Exercise task: Repeat every entry word for word, skipping the pictures.

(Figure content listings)
»»

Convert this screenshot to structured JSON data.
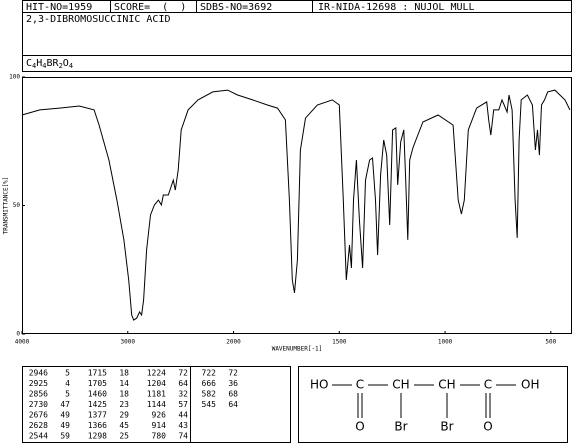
{
  "header": {
    "hit_no": "HIT-NO=1959",
    "score": "SCORE=  (  )",
    "sdbs_no": "SDBS-NO=3692",
    "ir_info": "IR-NIDA-12698 : NUJOL MULL",
    "compound": "2,3-DIBROMOSUCCINIC ACID",
    "formula": "C4H4BR2O4"
  },
  "chart_data": {
    "type": "line",
    "xlabel": "WAVENUMBER[-1]",
    "ylabel": "TRANSMITTANCE[%]",
    "color": "#000000",
    "xlim": [
      4000,
      400
    ],
    "ylim": [
      0,
      100
    ],
    "xticks": [
      4000,
      3000,
      2000,
      1500,
      1000,
      500
    ],
    "yticks": [
      0,
      50,
      100
    ],
    "x": [
      4000,
      3832,
      3645,
      3458,
      3318,
      3271,
      3178,
      3103,
      3037,
      2991,
      2963,
      2944,
      2916,
      2888,
      2869,
      2850,
      2822,
      2785,
      2748,
      2710,
      2682,
      2664,
      2617,
      2570,
      2551,
      2523,
      2495,
      2430,
      2336,
      2196,
      2056,
      1981,
      1910,
      1840,
      1792,
      1755,
      1736,
      1722,
      1712,
      1698,
      1684,
      1660,
      1604,
      1533,
      1500,
      1481,
      1467,
      1452,
      1443,
      1433,
      1419,
      1405,
      1390,
      1376,
      1357,
      1343,
      1329,
      1319,
      1305,
      1290,
      1276,
      1262,
      1248,
      1233,
      1224,
      1210,
      1195,
      1186,
      1176,
      1167,
      1152,
      1138,
      1105,
      1033,
      962,
      938,
      923,
      909,
      890,
      851,
      803,
      794,
      784,
      770,
      746,
      731,
      707,
      698,
      683,
      669,
      659,
      650,
      640,
      611,
      587,
      573,
      563,
      554,
      544,
      530,
      515,
      481,
      457,
      433,
      410
    ],
    "y": [
      85.2,
      87.2,
      87.9,
      88.7,
      87.2,
      81.3,
      67.7,
      52.1,
      36.6,
      21.0,
      7.4,
      5.4,
      6.2,
      8.6,
      7.4,
      13.2,
      32.7,
      46.3,
      50.2,
      52.1,
      50.2,
      54.1,
      54.1,
      59.9,
      56.0,
      63.8,
      79.4,
      87.2,
      91.1,
      94.2,
      94.9,
      93.0,
      91.1,
      89.1,
      87.9,
      83.3,
      52.1,
      21.0,
      16.0,
      28.8,
      71.6,
      84.0,
      89.1,
      91.1,
      89.1,
      52.1,
      21.0,
      34.6,
      25.7,
      52.1,
      67.7,
      44.4,
      25.7,
      59.9,
      67.7,
      68.5,
      52.1,
      30.7,
      61.9,
      75.5,
      69.6,
      42.4,
      79.4,
      80.2,
      58.0,
      74.7,
      79.4,
      59.9,
      36.6,
      67.7,
      72.4,
      75.5,
      82.5,
      85.2,
      81.3,
      52.1,
      46.7,
      52.1,
      79.4,
      87.9,
      90.3,
      83.3,
      77.4,
      87.2,
      87.2,
      91.1,
      86.4,
      93.0,
      87.2,
      52.1,
      37.4,
      75.5,
      91.1,
      93.0,
      89.1,
      71.6,
      79.4,
      69.6,
      89.1,
      91.1,
      94.2,
      94.9,
      93.0,
      91.1,
      87.2
    ]
  },
  "peak_table": [
    [
      2946,
      5
    ],
    [
      2925,
      4
    ],
    [
      2856,
      5
    ],
    [
      2730,
      47
    ],
    [
      2676,
      49
    ],
    [
      2628,
      49
    ],
    [
      2544,
      59
    ],
    [
      1715,
      18
    ],
    [
      1705,
      14
    ],
    [
      1460,
      18
    ],
    [
      1425,
      23
    ],
    [
      1377,
      29
    ],
    [
      1366,
      45
    ],
    [
      1298,
      25
    ],
    [
      1224,
      72
    ],
    [
      1204,
      64
    ],
    [
      1181,
      32
    ],
    [
      1144,
      57
    ],
    [
      926,
      44
    ],
    [
      914,
      43
    ],
    [
      780,
      74
    ],
    [
      722,
      72
    ],
    [
      666,
      36
    ],
    [
      582,
      68
    ],
    [
      545,
      64
    ]
  ],
  "structure": {
    "ho": "HO",
    "c1": "C",
    "ch1": "CH",
    "ch2": "CH",
    "c2": "C",
    "oh": "OH",
    "o1": "O",
    "br1": "Br",
    "br2": "Br",
    "o2": "O"
  }
}
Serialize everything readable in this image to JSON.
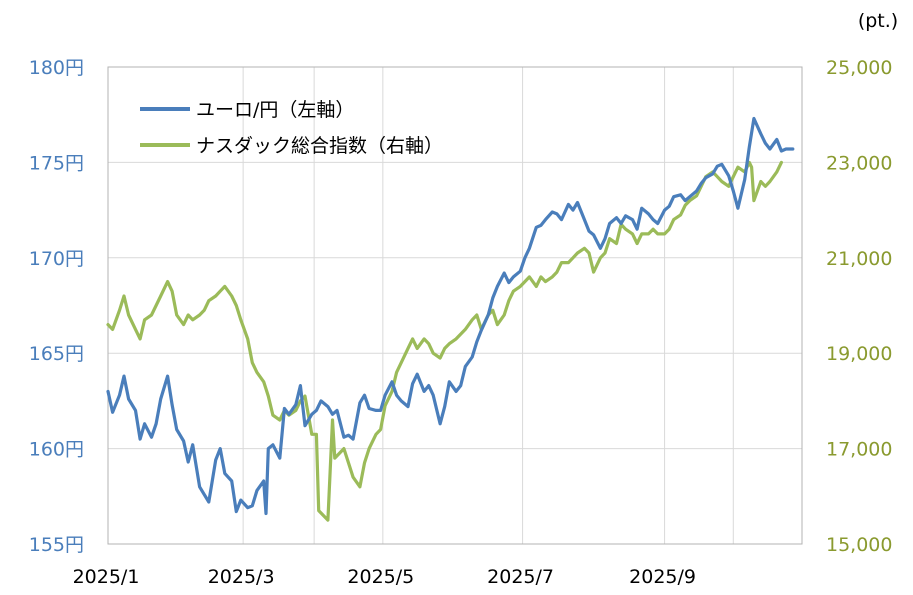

««

The output:
Convert this screenshot to structured JSON data.
{
  "header": {
    "hit_no": "HIT-NO=1959",
    "score": "SCORE=  (  )",
    "sdbs_no": "SDBS-NO=3692",
    "ir_info": "IR-NIDA-12698 : NUJOL MULL",
    "compound": "2,3-DIBROMOSUCCINIC ACID",
    "formula": "C4H4BR2O4"
  },
  "chart_data": {
    "type": "line",
    "xlabel": "WAVENUMBER[-1]",
    "ylabel": "TRANSMITTANCE[%]",
    "color": "#000000",
    "xlim": [
      4000,
      400
    ],
    "ylim": [
      0,
      100
    ],
    "xticks": [
      4000,
      3000,
      2000,
      1500,
      1000,
      500
    ],
    "yticks": [
      0,
      50,
      100
    ],
    "x": [
      4000,
      3832,
      3645,
      3458,
      3318,
      3271,
      3178,
      3103,
      3037,
      2991,
      2963,
      2944,
      2916,
      2888,
      2869,
      2850,
      2822,
      2785,
      2748,
      2710,
      2682,
      2664,
      2617,
      2570,
      2551,
      2523,
      2495,
      2430,
      2336,
      2196,
      2056,
      1981,
      1910,
      1840,
      1792,
      1755,
      1736,
      1722,
      1712,
      1698,
      1684,
      1660,
      1604,
      1533,
      1500,
      1481,
      1467,
      1452,
      1443,
      1433,
      1419,
      1405,
      1390,
      1376,
      1357,
      1343,
      1329,
      1319,
      1305,
      1290,
      1276,
      1262,
      1248,
      1233,
      1224,
      1210,
      1195,
      1186,
      1176,
      1167,
      1152,
      1138,
      1105,
      1033,
      962,
      938,
      923,
      909,
      890,
      851,
      803,
      794,
      784,
      770,
      746,
      731,
      707,
      698,
      683,
      669,
      659,
      650,
      640,
      611,
      587,
      573,
      563,
      554,
      544,
      530,
      515,
      481,
      457,
      433,
      410
    ],
    "y": [
      85.2,
      87.2,
      87.9,
      88.7,
      87.2,
      81.3,
      67.7,
      52.1,
      36.6,
      21.0,
      7.4,
      5.4,
      6.2,
      8.6,
      7.4,
      13.2,
      32.7,
      46.3,
      50.2,
      52.1,
      50.2,
      54.1,
      54.1,
      59.9,
      56.0,
      63.8,
      79.4,
      87.2,
      91.1,
      94.2,
      94.9,
      93.0,
      91.1,
      89.1,
      87.9,
      83.3,
      52.1,
      21.0,
      16.0,
      28.8,
      71.6,
      84.0,
      89.1,
      91.1,
      89.1,
      52.1,
      21.0,
      34.6,
      25.7,
      52.1,
      67.7,
      44.4,
      25.7,
      59.9,
      67.7,
      68.5,
      52.1,
      30.7,
      61.9,
      75.5,
      69.6,
      42.4,
      79.4,
      80.2,
      58.0,
      74.7,
      79.4,
      59.9,
      36.6,
      67.7,
      72.4,
      75.5,
      82.5,
      85.2,
      81.3,
      52.1,
      46.7,
      52.1,
      79.4,
      87.9,
      90.3,
      83.3,
      77.4,
      87.2,
      87.2,
      91.1,
      86.4,
      93.0,
      87.2,
      52.1,
      37.4,
      75.5,
      91.1,
      93.0,
      89.1,
      71.6,
      79.4,
      69.6,
      89.1,
      91.1,
      94.2,
      94.9,
      93.0,
      91.1,
      87.2
    ]
  },
  "peak_table": [
    [
      2946,
      5
    ],
    [
      2925,
      4
    ],
    [
      2856,
      5
    ],
    [
      2730,
      47
    ],
    [
      2676,
      49
    ],
    [
      2628,
      49
    ],
    [
      2544,
      59
    ],
    [
      1715,
      18
    ],
    [
      1705,
      14
    ],
    [
      1460,
      18
    ],
    [
      1425,
      23
    ],
    [
      1377,
      29
    ],
    [
      1366,
      45
    ],
    [
      1298,
      25
    ],
    [
      1224,
      72
    ],
    [
      1204,
      64
    ],
    [
      1181,
      32
    ],
    [
      1144,
      57
    ],
    [
      926,
      44
    ],
    [
      914,
      43
    ],
    [
      780,
      74
    ],
    [
      722,
      72
    ],
    [
      666,
      36
    ],
    [
      582,
      68
    ],
    [
      545,
      64
    ]
  ],
  "structure": {
    "ho": "HO",
    "c1": "C",
    "ch1": "CH",
    "ch2": "CH",
    "c2": "C",
    "oh": "OH",
    "o1": "O",
    "br1": "Br",
    "br2": "Br",
    "o2": "O"
  }
}
Serialize everything readable in this image to JSON.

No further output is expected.